┌──

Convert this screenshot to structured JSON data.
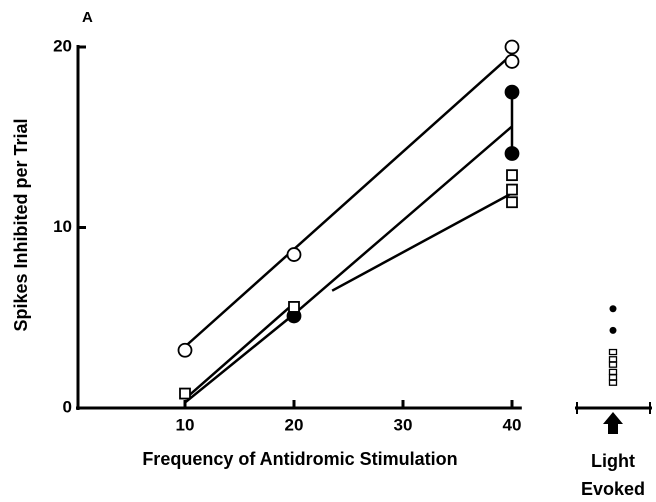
{
  "chart_data": {
    "type": "scatter",
    "panel_label": "A",
    "x_label": "Frequency of Antidromic Stimulation",
    "y_label": "Spikes Inhibited per Trial",
    "xlim": [
      0,
      42
    ],
    "ylim": [
      0,
      20
    ],
    "xticks": [
      10,
      20,
      30,
      40
    ],
    "yticks": [
      0,
      10,
      20
    ],
    "series": [
      {
        "marker": "line",
        "x": [
          10,
          40
        ],
        "values": [
          3.4,
          19.6
        ]
      },
      {
        "marker": "line",
        "x": [
          10,
          20,
          40
        ],
        "values": [
          0.3,
          5.2,
          15.6
        ]
      },
      {
        "marker": "line",
        "x": [
          10,
          20
        ],
        "values": [
          0.5,
          5.8
        ]
      },
      {
        "marker": "line",
        "x": [
          23.5,
          40
        ],
        "values": [
          6.5,
          11.9
        ]
      },
      {
        "marker": "line",
        "x": [
          40,
          40
        ],
        "values": [
          14.1,
          17.5
        ]
      },
      {
        "marker": "open-circle",
        "x": [
          10,
          20,
          40,
          40
        ],
        "values": [
          3.2,
          8.5,
          19.2,
          20
        ]
      },
      {
        "marker": "filled-circle",
        "x": [
          20,
          40,
          40
        ],
        "values": [
          5.1,
          17.5,
          14.1
        ]
      },
      {
        "marker": "open-square",
        "x": [
          10,
          20,
          40,
          40,
          40
        ],
        "values": [
          0.8,
          5.6,
          12.9,
          12.1,
          11.4
        ]
      }
    ],
    "light_evoked": {
      "label_lines": [
        "Light",
        "Evoked"
      ],
      "filled": [
        5.5,
        4.3
      ],
      "squares": [
        3.1,
        2.7,
        2.4,
        2.0,
        1.7,
        1.4
      ]
    }
  }
}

└──

### Instruction
Copy out every line holding the string "circle".

### Reply
        "marker": "open-circle",
        "marker": "filled-circle",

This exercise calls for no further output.